> [STATED EXERCISE]: Select the lines that hold the word "Your" and copy each one.

** Start RECORDS SHOWN **

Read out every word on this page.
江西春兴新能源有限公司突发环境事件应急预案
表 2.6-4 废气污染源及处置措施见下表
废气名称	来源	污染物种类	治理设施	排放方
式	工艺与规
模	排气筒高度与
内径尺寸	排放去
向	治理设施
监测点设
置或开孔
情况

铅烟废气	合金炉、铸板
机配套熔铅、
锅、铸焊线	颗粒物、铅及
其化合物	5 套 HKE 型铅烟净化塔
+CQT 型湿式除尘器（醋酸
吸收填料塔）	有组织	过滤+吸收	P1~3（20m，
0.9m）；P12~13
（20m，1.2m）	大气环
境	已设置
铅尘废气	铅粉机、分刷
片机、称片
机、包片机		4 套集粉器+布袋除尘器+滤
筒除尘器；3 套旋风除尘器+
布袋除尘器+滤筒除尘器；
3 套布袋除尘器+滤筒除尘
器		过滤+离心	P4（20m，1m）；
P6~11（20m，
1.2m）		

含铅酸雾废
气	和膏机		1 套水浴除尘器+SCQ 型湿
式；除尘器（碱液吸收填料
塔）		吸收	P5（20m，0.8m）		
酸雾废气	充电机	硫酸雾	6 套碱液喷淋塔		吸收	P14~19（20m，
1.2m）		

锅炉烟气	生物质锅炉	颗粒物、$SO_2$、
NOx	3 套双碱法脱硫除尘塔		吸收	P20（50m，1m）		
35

** End RECORDS SHOWN **
** Start RECORDS SHOWN **

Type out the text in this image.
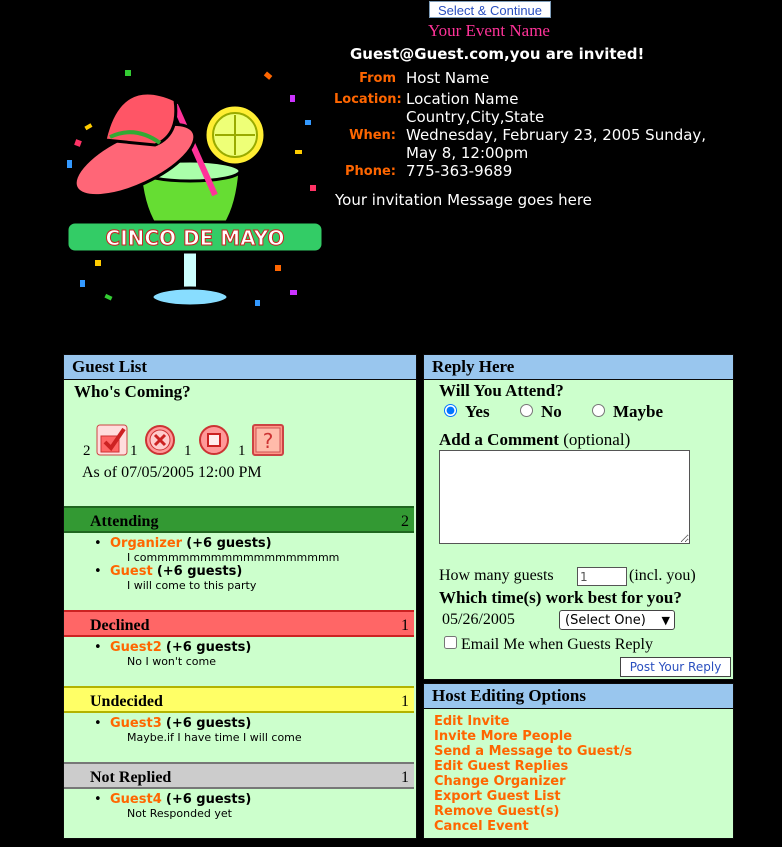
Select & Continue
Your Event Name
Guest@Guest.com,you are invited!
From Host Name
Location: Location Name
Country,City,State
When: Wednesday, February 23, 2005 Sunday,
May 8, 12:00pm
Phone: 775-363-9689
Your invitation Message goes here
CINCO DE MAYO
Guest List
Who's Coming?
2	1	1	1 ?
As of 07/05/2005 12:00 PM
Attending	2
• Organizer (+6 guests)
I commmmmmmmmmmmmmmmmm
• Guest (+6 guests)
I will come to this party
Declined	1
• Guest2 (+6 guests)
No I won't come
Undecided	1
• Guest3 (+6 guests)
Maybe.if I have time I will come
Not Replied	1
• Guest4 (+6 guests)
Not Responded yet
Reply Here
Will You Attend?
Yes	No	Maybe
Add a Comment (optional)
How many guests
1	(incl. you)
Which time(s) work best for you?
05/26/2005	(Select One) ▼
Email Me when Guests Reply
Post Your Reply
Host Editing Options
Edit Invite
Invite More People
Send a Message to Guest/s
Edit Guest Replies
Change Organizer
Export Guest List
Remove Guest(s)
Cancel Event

** End RECORDS SHOWN **

> [ANSWER TO THIS PROBLEM]:
Your Event Name
Your invitation Message goes here
Post Your Reply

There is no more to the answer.